→ **Provided information**
*****
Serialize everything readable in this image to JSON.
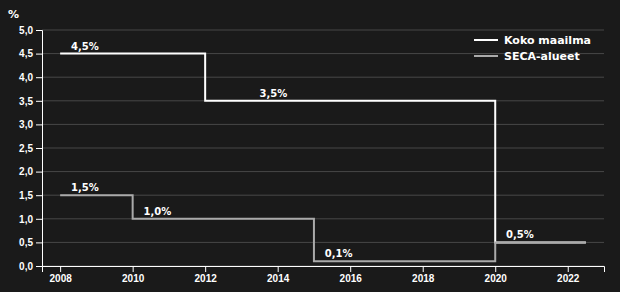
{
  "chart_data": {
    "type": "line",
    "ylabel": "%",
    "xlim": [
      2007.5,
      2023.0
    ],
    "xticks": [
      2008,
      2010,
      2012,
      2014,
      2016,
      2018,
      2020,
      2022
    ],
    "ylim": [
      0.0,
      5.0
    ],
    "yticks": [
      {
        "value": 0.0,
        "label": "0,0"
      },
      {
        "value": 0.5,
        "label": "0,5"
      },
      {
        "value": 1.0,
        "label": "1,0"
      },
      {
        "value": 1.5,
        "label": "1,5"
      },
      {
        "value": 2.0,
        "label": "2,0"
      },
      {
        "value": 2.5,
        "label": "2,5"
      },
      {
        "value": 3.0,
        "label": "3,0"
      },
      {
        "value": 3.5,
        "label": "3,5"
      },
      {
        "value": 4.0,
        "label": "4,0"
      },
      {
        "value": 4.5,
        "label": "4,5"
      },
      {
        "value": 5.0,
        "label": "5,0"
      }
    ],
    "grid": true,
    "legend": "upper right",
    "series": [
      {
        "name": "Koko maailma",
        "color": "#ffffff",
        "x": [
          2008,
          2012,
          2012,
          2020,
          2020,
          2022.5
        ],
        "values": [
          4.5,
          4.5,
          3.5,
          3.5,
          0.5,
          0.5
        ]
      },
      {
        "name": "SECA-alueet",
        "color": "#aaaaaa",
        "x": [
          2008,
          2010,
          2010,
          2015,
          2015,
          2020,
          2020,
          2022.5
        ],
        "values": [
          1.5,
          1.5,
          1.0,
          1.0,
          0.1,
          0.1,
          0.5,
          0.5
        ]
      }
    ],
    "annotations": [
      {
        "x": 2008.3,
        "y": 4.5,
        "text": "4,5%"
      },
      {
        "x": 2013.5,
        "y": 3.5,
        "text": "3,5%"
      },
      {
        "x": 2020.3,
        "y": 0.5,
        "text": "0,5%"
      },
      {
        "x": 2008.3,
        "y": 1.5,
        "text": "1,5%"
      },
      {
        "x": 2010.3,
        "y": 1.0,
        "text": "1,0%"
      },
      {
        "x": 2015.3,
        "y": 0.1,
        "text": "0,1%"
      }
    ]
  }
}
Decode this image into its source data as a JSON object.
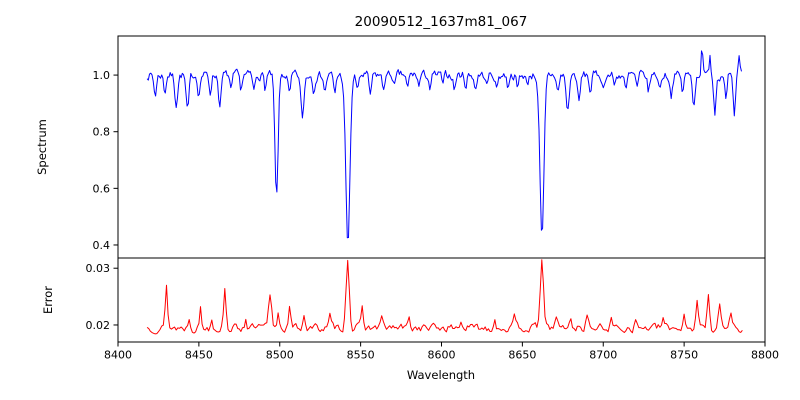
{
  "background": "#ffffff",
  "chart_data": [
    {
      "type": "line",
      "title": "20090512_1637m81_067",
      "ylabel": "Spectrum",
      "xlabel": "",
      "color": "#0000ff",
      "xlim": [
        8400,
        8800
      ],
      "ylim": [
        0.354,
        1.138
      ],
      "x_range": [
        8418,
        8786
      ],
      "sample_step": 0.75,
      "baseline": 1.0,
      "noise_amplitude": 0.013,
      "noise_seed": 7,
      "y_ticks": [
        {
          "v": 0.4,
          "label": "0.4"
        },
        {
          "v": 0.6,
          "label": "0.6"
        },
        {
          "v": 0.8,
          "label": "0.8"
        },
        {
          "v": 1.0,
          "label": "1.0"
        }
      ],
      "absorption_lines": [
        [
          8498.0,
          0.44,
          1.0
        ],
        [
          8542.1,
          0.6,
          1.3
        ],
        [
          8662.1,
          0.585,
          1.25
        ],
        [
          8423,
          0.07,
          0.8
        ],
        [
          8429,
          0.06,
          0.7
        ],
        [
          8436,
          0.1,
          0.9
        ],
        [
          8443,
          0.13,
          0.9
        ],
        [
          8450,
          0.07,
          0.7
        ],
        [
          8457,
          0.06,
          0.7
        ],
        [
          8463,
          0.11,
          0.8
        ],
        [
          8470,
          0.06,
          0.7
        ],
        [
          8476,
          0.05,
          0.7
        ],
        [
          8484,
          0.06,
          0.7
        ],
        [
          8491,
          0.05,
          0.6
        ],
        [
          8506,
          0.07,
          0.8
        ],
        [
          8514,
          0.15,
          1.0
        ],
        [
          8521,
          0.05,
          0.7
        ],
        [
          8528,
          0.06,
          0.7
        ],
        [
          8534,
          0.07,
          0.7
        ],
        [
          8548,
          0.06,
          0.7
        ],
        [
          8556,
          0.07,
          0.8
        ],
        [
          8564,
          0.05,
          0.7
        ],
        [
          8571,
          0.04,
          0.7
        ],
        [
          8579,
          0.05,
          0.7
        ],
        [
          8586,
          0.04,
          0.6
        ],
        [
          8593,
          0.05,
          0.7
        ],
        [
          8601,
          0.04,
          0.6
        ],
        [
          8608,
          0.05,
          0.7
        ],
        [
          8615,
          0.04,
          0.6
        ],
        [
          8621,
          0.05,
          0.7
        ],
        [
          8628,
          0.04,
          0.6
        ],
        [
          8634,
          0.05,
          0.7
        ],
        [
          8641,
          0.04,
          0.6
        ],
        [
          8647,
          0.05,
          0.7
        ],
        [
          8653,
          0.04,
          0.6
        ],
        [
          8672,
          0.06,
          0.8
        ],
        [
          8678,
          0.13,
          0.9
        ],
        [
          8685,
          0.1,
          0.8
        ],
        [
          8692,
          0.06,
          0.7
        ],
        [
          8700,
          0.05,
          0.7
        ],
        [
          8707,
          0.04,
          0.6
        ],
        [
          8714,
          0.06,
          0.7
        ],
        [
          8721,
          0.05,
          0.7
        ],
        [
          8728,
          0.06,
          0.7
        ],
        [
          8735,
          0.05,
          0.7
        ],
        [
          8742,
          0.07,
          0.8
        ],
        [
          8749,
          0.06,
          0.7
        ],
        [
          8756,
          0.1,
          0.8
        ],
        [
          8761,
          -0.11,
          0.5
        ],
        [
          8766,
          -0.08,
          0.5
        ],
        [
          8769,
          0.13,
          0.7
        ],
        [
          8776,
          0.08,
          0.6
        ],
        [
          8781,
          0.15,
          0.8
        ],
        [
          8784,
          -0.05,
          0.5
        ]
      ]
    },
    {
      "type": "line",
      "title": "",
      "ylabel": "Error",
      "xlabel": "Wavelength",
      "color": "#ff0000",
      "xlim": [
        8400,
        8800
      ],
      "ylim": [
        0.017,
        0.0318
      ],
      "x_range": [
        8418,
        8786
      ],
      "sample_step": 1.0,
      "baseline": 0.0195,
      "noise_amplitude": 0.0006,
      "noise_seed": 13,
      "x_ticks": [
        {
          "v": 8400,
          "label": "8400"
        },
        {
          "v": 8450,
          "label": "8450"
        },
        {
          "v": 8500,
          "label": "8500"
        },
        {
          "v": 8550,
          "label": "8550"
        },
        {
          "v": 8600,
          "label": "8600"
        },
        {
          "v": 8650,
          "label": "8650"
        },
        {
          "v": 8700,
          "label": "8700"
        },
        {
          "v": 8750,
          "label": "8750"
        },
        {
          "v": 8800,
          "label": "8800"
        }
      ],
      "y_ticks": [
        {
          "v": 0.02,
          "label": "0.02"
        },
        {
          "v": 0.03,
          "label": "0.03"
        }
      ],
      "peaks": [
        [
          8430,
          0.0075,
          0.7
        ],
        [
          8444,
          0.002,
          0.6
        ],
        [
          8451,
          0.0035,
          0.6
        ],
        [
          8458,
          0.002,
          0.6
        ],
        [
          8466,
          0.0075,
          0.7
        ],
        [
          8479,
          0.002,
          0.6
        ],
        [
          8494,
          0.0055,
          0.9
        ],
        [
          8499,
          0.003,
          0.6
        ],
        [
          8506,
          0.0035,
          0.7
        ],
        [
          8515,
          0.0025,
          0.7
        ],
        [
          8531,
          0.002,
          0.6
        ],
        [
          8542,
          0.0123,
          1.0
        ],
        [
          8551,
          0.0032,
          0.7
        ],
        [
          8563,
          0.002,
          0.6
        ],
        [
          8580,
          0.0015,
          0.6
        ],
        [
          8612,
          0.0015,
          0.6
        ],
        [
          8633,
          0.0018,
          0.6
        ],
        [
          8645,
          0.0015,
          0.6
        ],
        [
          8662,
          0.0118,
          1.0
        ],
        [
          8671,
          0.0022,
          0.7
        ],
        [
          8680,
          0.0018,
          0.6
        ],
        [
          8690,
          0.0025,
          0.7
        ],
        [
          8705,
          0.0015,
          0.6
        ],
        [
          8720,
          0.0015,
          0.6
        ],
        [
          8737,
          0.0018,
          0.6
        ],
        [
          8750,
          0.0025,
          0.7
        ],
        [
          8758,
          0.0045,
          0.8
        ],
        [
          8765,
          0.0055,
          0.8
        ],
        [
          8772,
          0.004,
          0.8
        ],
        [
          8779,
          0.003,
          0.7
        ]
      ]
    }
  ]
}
*****
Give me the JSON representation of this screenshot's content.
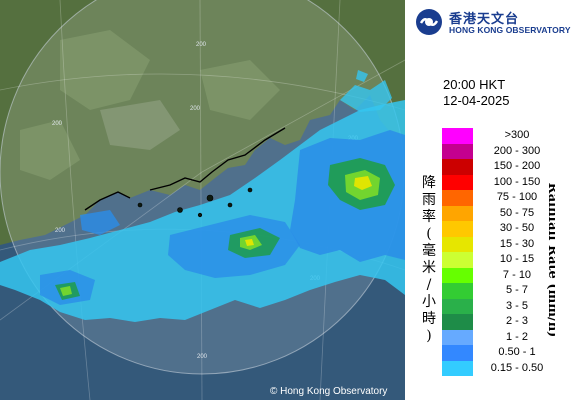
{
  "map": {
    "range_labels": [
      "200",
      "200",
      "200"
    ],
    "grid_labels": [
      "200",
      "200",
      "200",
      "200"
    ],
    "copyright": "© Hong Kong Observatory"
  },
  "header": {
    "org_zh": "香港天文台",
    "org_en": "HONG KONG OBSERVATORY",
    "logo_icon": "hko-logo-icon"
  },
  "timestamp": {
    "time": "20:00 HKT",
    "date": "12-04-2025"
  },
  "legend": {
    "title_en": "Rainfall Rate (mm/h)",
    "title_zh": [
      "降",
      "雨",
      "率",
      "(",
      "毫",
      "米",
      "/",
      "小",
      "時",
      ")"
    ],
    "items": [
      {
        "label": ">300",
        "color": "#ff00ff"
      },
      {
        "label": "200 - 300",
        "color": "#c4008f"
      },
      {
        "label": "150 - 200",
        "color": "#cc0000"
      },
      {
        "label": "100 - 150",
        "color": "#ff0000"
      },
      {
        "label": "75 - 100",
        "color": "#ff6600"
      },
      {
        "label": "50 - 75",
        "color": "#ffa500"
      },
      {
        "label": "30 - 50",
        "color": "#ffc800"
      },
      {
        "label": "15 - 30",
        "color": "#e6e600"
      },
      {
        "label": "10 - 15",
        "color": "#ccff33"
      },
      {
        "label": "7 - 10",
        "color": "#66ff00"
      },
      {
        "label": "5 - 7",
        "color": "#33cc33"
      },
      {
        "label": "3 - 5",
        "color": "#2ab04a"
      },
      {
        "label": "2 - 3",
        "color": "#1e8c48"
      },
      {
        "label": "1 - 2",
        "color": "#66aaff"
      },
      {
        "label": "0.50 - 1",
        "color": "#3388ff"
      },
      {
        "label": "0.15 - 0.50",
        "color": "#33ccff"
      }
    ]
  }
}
*****
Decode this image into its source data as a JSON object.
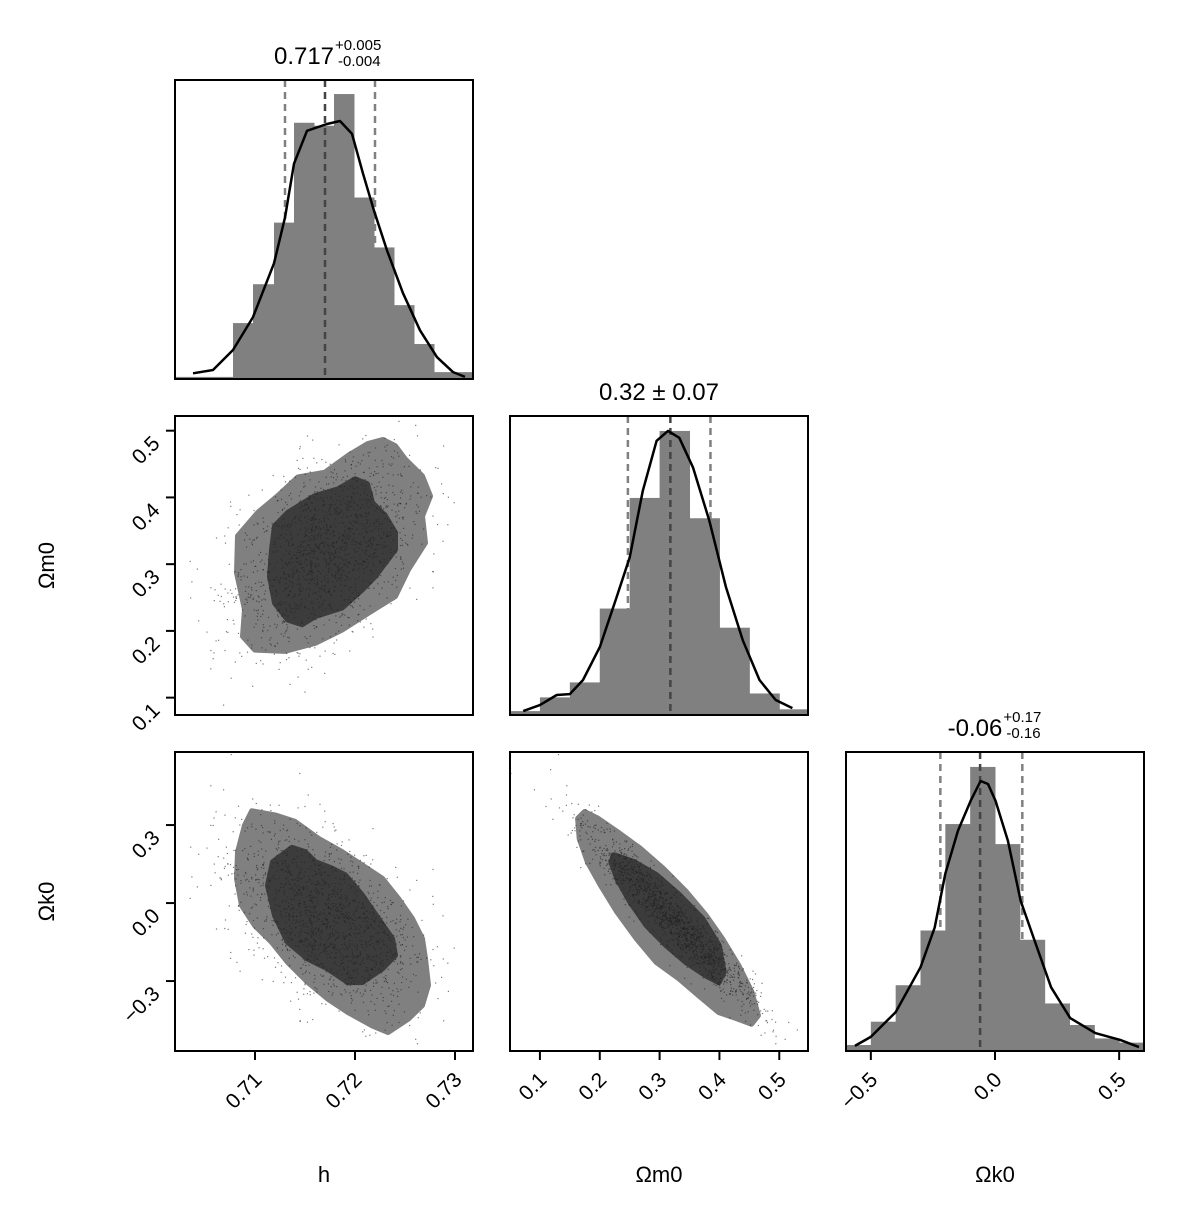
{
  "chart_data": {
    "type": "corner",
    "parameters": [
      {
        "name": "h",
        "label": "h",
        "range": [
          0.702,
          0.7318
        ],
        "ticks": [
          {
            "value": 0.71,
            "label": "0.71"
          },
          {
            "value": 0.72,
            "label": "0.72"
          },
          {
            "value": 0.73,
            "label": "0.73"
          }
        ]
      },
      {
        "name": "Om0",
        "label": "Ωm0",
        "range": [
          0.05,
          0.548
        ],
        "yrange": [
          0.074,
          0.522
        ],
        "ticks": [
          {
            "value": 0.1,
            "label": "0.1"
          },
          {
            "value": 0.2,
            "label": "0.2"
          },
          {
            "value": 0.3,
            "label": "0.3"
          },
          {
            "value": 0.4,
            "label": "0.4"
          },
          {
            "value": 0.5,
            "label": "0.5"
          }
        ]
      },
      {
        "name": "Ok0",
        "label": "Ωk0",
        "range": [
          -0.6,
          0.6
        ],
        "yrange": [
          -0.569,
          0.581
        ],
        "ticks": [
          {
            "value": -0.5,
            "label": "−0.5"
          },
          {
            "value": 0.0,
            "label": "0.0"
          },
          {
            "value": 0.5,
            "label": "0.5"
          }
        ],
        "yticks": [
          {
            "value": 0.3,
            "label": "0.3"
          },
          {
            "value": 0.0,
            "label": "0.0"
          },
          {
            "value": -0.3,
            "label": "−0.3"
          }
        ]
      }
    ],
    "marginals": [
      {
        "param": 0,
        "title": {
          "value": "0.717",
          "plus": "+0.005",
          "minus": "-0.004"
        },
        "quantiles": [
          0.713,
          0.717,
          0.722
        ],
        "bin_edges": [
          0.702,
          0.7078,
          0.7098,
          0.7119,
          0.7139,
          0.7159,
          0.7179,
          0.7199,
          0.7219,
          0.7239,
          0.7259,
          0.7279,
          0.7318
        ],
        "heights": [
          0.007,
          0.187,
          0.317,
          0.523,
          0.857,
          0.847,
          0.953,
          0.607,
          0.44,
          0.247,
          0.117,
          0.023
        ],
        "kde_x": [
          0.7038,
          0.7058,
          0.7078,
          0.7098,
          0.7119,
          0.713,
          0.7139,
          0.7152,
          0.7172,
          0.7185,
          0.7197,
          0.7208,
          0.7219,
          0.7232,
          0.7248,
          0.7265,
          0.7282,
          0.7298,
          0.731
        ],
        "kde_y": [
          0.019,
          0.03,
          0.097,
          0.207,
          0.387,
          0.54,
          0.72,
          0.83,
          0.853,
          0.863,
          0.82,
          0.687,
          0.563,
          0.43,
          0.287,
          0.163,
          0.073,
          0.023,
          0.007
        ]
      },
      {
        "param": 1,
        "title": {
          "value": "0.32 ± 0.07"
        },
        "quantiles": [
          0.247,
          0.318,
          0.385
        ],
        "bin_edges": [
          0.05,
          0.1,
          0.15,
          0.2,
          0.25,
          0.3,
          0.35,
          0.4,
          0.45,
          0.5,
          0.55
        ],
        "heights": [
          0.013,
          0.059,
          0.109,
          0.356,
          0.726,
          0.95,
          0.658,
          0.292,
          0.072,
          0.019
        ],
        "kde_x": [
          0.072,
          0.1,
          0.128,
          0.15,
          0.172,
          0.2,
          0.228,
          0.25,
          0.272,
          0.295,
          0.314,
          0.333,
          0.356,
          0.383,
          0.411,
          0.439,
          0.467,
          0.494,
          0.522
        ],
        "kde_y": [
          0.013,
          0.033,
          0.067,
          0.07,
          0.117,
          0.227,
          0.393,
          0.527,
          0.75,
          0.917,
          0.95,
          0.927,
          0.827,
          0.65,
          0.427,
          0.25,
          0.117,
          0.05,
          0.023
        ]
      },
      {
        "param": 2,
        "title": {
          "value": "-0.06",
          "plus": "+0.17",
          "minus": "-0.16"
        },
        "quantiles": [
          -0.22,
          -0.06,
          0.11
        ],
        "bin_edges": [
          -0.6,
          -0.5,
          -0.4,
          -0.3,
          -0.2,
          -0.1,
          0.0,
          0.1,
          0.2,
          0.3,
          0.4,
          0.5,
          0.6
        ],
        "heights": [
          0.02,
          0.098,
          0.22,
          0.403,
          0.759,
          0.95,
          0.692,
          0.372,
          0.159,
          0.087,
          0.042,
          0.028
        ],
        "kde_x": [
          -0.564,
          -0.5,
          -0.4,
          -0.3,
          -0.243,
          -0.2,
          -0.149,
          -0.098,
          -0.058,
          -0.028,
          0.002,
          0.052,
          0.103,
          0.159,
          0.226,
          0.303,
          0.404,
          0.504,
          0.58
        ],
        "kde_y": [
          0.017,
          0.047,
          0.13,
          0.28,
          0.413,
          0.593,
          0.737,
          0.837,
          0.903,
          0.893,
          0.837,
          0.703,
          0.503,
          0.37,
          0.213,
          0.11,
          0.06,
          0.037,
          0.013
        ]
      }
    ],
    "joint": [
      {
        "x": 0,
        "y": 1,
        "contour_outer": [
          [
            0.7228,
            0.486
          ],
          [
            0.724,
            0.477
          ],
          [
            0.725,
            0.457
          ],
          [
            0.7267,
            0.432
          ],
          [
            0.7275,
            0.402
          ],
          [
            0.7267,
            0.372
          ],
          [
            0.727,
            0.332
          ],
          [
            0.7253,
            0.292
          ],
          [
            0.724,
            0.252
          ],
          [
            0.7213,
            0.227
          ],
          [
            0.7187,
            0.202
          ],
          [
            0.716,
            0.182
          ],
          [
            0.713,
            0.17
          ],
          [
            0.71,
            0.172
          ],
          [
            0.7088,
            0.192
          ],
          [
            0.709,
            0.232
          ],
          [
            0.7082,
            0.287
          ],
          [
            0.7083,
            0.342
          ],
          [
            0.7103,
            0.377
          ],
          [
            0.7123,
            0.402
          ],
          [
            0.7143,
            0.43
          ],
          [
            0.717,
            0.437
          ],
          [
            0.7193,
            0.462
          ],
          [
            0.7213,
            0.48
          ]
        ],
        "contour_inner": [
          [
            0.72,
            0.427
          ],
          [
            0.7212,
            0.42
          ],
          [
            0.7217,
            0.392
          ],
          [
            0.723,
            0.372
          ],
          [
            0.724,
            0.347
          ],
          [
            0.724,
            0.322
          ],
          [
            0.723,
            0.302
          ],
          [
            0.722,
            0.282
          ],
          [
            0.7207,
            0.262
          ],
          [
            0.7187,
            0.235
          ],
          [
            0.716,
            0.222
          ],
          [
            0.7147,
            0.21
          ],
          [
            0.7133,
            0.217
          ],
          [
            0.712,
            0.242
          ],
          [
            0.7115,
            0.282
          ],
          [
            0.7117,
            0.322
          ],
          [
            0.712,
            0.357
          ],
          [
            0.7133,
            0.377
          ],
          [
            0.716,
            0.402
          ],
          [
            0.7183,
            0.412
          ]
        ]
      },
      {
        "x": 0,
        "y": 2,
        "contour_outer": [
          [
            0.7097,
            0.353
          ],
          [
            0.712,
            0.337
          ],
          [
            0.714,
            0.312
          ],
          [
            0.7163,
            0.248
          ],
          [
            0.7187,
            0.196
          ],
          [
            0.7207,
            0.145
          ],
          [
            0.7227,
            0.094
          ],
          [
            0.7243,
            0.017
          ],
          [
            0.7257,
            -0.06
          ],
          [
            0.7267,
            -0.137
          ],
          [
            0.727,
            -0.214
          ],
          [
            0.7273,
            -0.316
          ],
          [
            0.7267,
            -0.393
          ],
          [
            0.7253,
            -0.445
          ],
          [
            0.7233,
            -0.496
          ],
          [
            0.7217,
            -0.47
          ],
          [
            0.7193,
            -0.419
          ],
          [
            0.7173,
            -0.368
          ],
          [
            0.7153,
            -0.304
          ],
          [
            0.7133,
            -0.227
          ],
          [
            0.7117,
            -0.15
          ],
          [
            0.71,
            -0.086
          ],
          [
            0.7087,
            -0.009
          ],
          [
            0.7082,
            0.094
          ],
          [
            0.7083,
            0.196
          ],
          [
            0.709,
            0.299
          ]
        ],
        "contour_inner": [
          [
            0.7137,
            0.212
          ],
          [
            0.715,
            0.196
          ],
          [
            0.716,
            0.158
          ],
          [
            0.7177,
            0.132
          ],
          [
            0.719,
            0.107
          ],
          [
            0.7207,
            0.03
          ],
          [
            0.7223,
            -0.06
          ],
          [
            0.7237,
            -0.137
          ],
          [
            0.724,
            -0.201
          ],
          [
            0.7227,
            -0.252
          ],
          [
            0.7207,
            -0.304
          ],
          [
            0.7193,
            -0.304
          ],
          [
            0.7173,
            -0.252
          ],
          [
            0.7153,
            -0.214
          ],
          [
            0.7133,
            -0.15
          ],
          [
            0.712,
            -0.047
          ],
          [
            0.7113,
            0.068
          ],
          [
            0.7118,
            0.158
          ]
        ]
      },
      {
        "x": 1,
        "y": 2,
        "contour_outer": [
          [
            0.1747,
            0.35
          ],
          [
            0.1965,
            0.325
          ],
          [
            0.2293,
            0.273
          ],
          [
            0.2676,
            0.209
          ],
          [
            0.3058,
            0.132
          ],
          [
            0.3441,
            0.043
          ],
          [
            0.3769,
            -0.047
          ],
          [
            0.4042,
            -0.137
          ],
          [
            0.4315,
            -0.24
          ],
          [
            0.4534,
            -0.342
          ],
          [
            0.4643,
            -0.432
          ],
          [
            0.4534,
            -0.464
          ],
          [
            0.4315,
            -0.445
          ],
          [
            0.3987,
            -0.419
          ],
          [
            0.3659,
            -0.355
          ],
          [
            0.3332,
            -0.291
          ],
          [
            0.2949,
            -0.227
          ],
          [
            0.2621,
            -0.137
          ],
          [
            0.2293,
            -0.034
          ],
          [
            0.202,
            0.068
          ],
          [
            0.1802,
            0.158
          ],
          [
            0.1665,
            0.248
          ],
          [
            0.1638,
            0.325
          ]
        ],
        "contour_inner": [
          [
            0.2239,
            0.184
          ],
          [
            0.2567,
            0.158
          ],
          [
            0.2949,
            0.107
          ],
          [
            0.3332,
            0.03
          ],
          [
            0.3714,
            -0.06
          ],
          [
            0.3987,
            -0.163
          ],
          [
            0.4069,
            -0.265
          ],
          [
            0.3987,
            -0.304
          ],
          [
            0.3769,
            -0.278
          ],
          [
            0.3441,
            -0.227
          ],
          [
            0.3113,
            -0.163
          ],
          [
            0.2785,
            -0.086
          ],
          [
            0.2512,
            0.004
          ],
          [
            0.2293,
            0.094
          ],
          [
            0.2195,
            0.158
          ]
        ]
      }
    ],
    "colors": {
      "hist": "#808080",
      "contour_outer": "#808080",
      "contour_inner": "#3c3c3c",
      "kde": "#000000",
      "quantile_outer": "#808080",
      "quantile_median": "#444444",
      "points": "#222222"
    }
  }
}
*****
→ **Instructions for the task**
Each line in the listing above that contains "this" should be copied.

→ **The response**
Serialize everything readable in this image to JSON.
Decode this image into its source data as a JSON object.
Give me the JSON representation of this screenshot's content.
Decode this image into its source data as a JSON object.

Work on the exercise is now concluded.